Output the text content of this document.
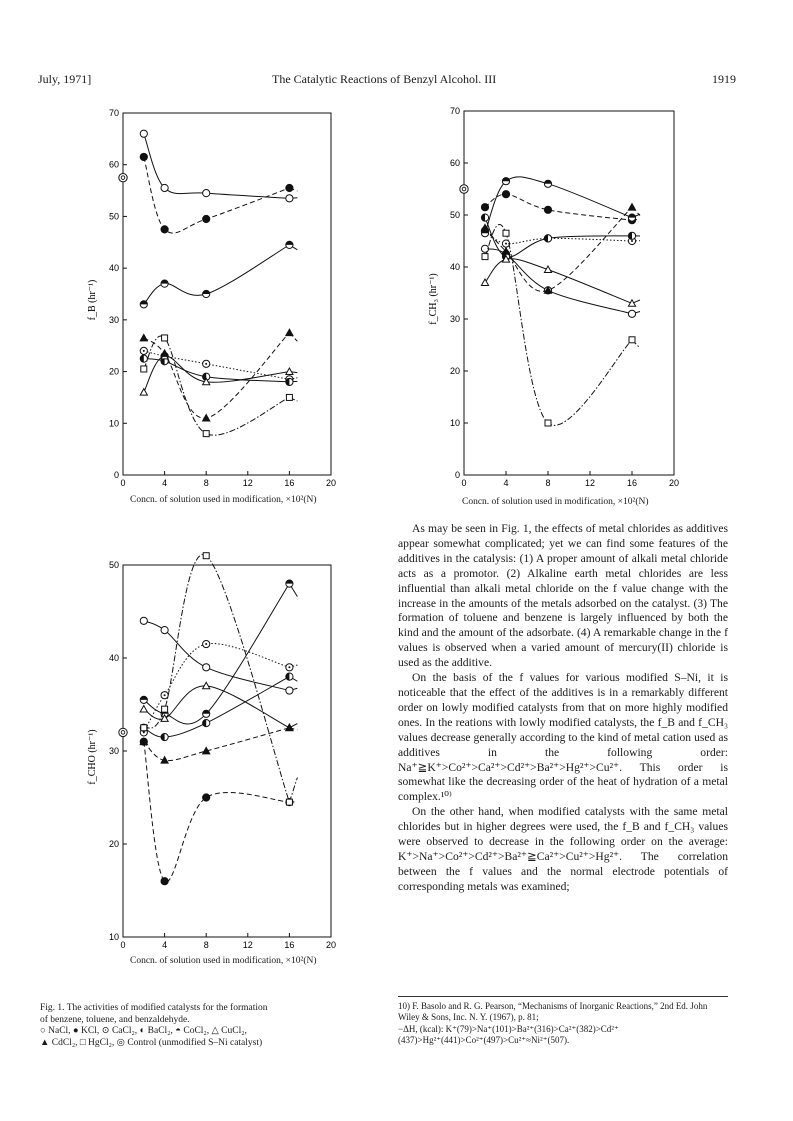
July, 1971]	The Catalytic Reactions of Benzyl Alcohol. III	1919
0	4	8	12	16	20
0
10
20
30
40
50
60
70
f_B (hr⁻¹)
0	4	8	12	16	20
0
10
20
30
40
50
60
70
f_CH₃ (hr⁻¹)
0	4	8	12	16	20
10
20
30
40
50
f_CHO (hr⁻¹)
Concn. of solution used in modification, ×10²(N)	Concn. of solution used in modification, ×10²(N)
Concn. of solution used in modification, ×10²(N)
Fig. 1. The activities of modified catalysts for the formation
of benzene, toluene, and benzaldehyde.
○ NaCl, ● KCl, ⊙ CaCl₂, ◐ BaCl₂, ◓ CoCl₂, △ CuCl₂,
▲ CdCl₂, □ HgCl₂, ◎ Control (unmodified S–Ni catalyst)

As may be seen in Fig. 1, the effects of metal chlorides as additives appear somewhat complicated; yet we can find some features of the additives in the catalysis: (1) A proper amount of alkali metal chloride acts as a promotor. (2) Alkaline earth metal chlorides are less influential than alkali metal chloride on the f value change with the increase in the amounts of the metals adsorbed on the catalyst. (3) The formation of toluene and benzene is largely influenced by both the kind and the amount of the adsorbate. (4) A remarkable change in the f values is observed when a varied amount of mercury(II) chloride is used as the additive.

On the basis of the f values for various modified S–Ni, it is noticeable that the effect of the additives is in a remarkably different order on lowly modified catalysts from that on more highly modified ones. In the reations with lowly modified catalysts, the f_B and f_CH₃ values decrease generally according to the kind of metal cation used as additives in the following order: Na⁺≧K⁺>Co²⁺>Ca²⁺>Cd²⁺>Ba²⁺>Hg²⁺>Cu²⁺. This order is somewhat like the decreasing order of the heat of hydration of a metal complex.¹⁰⁾

On the other hand, when modified catalysts with the same metal chlorides but in higher degrees were used, the f_B and f_CH₃ values were observed to decrease in the following order on the average: K⁺>Na⁺>Co²⁺>Cd²⁺>Ba²⁺≧Ca²⁺>Cu²⁺>Hg²⁺. The correlation between the f values and the normal electrode potentials of corresponding metals was examined;

10) F. Basolo and R. G. Pearson, “Mechanisms of Inorganic Reactions,” 2nd Ed. John Wiley & Sons, Inc. N. Y. (1967), p. 81;

−ΔH, (kcal): K⁺(79)>Na⁺(101)>Ba²⁺(316)>Ca²⁺(382)>Cd²⁺ (437)>Hg²⁺(441)>Co²⁺(497)>Cu²⁺≈Ni²⁺(507).
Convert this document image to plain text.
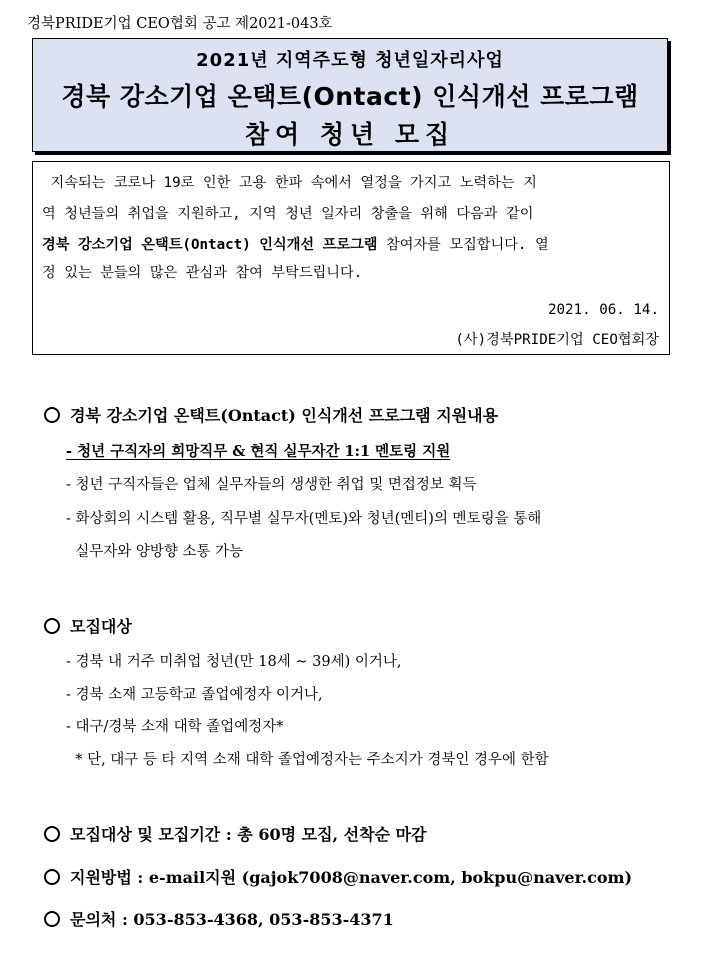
경북PRIDE기업 CEO협회 공고 제2021-043호
2021년 지역주도형 청년일자리사업
경북 강소기업 온택트(Ontact) 인식개선 프로그램
참여 청년 모집
지속되는 코로나 19로 인한 고용 한파 속에서 열정을 가지고 노력하는 지
역 청년들의 취업을 지원하고, 지역 청년 일자리 창출을 위해 다음과 같이
경북 강소기업 온택트(Ontact) 인식개선 프로그램 참여자를 모집합니다. 열
정 있는 분들의 많은 관심과 참여 부탁드립니다.
2021. 06. 14.
(사)경북PRIDE기업 CEO협회장
경북 강소기업 온택트(Ontact) 인식개선 프로그램 지원내용
- 청년 구직자의 희망직무 & 현직 실무자간 1:1 멘토링 지원
- 청년 구직자들은 업체 실무자들의 생생한 취업 및 면접정보 획득
- 화상회의 시스템 활용, 직무별 실무자(멘토)와 청년(멘티)의 멘토링을 통해
실무자와 양방향 소통 가능
모집대상
- 경북 내 거주 미취업 청년(만 18세 ~ 39세) 이거나,
- 경북 소재 고등학교 졸업예정자 이거나,
- 대구/경북 소재 대학 졸업예정자*
* 단, 대구 등 타 지역 소재 대학 졸업예정자는 주소지가 경북인 경우에 한함
모집대상 및 모집기간 : 총 60명 모집, 선착순 마감
지원방법 : e-mail지원 (gajok7008@naver.com, bokpu@naver.com)
문의처 : 053-853-4368, 053-853-4371
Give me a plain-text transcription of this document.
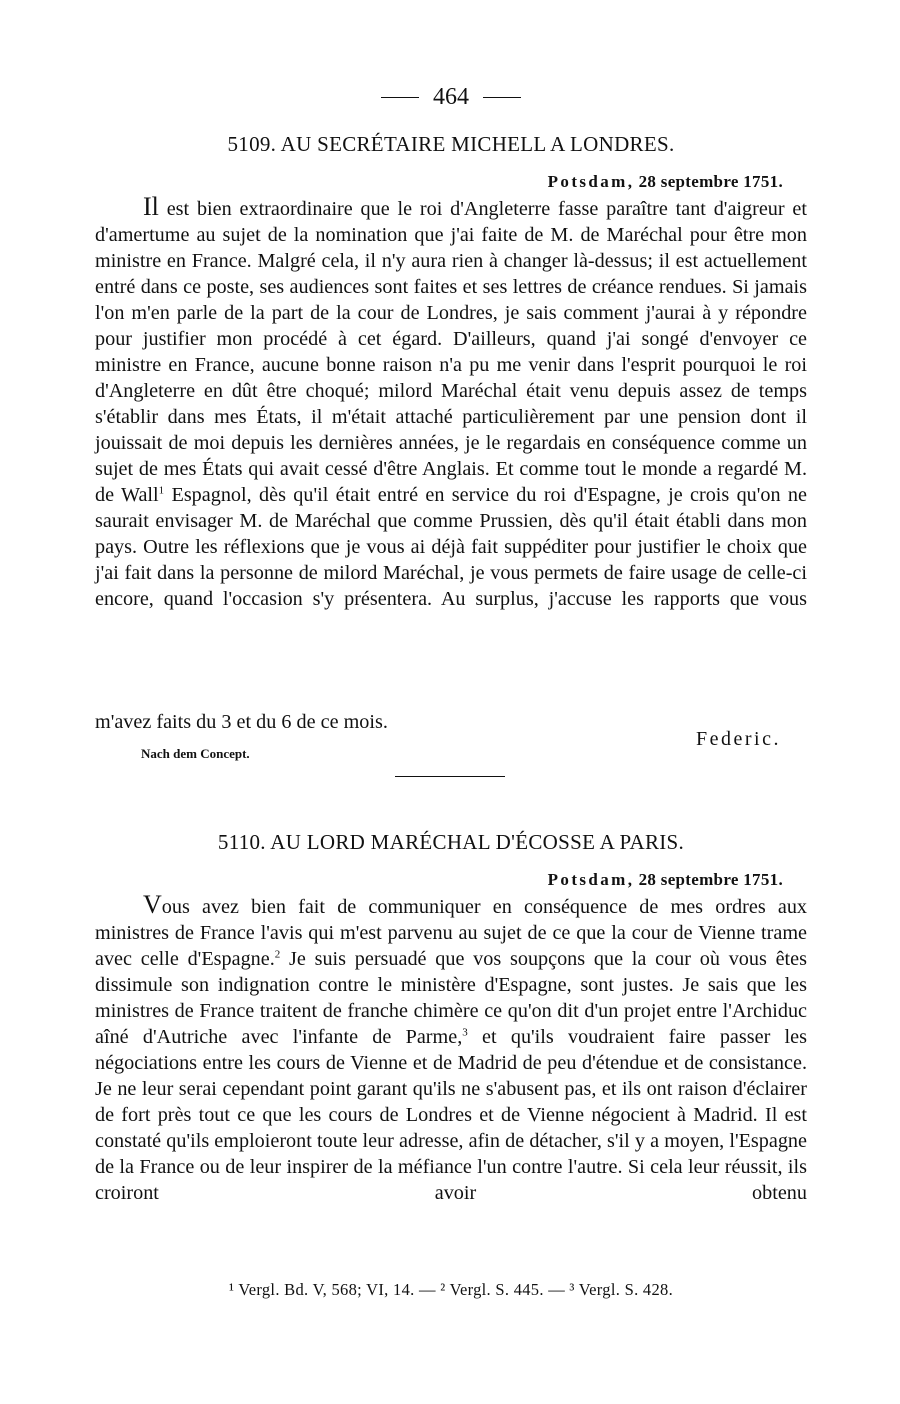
464
5109. AU SECRÉTAIRE MICHELL A LONDRES.
Potsdam, 28 septembre 1751.

Il est bien extraordinaire que le roi d'Angleterre fasse paraître tant d'aigreur et d'amertume au sujet de la nomination que j'ai faite de M. de Maréchal pour être mon ministre en France. Malgré cela, il n'y aura rien à changer là-dessus; il est actuellement entré dans ce poste, ses audiences sont faites et ses lettres de créance rendues. Si jamais l'on m'en parle de la part de la cour de Londres, je sais comment j'aurai à y répondre pour justifier mon procédé à cet égard. D'ailleurs, quand j'ai songé d'envoyer ce ministre en France, aucune bonne raison n'a pu me venir dans l'esprit pourquoi le roi d'Angleterre en dût être choqué; milord Maréchal était venu depuis assez de temps s'établir dans mes États, il m'était attaché particulièrement par une pension dont il jouissait de moi depuis les dernières années, je le regardais en conséquence comme un sujet de mes États qui avait cessé d'être Anglais. Et comme tout le monde a regardé M. de Wall$^1$ Espagnol, dès qu'il était entré en service du roi d'Espagne, je crois qu'on ne saurait envisager M. de Maréchal que comme Prussien, dès qu'il était établi dans mon pays. Outre les réflexions que je vous ai déjà fait suppéditer pour justifier le choix que j'ai fait dans la personne de milord Maréchal, je vous permets de faire usage de celle-ci encore, quand l'occasion s'y présentera. Au surplus, j'accuse les rapports que vous

m'avez faits du 3 et du 6 de ce mois.
Federic.
Nach dem Concept.
5110. AU LORD MARÉCHAL D'ÉCOSSE A PARIS.
Potsdam, 28 septembre 1751.

Vous avez bien fait de communiquer en conséquence de mes ordres aux ministres de France l'avis qui m'est parvenu au sujet de ce que la cour de Vienne trame avec celle d'Espagne.$^2$ Je suis persuadé que vos soupçons que la cour où vous êtes dissimule son indignation contre le ministère d'Espagne, sont justes. Je sais que les ministres de France traitent de franche chimère ce qu'on dit d'un projet entre l'Archiduc aîné d'Autriche avec l'infante de Parme,$^3$ et qu'ils voudraient faire passer les négociations entre les cours de Vienne et de Madrid de peu d'étendue et de consistance. Je ne leur serai cependant point garant qu'ils ne s'abusent pas, et ils ont raison d'éclairer de fort près tout ce que les cours de Londres et de Vienne négocient à Madrid. Il est constaté qu'ils emploieront toute leur adresse, afin de détacher, s'il y a moyen, l'Espagne de la France ou de leur inspirer de la méfiance l'un contre l'autre. Si cela leur réussit, ils croiront avoir obtenu

¹ Vergl. Bd. V, 568; VI, 14. — ² Vergl. S. 445. — ³ Vergl. S. 428.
================
Extract every line above that contains the word "benzene".

● TASK RESULT
of benzene, toluene, and benzaldehyde.
As may be seen in Fig. 1, the effects of metal chlorides as additives appear somewhat complicated; yet we can find some features of the additives in the catalysis: (1) A proper amount of alkali metal chloride acts as a promotor. (2) Alkaline earth metal chlorides are less influential than alkali metal chloride on the f value change with the increase in the amounts of the metals adsorbed on the catalyst. (3) The formation of toluene and benzene is largely influenced by both the kind and the amount of the adsorbate. (4) A remarkable change in the f values is observed when a varied amount of mercury(II) chloride is used as the additive.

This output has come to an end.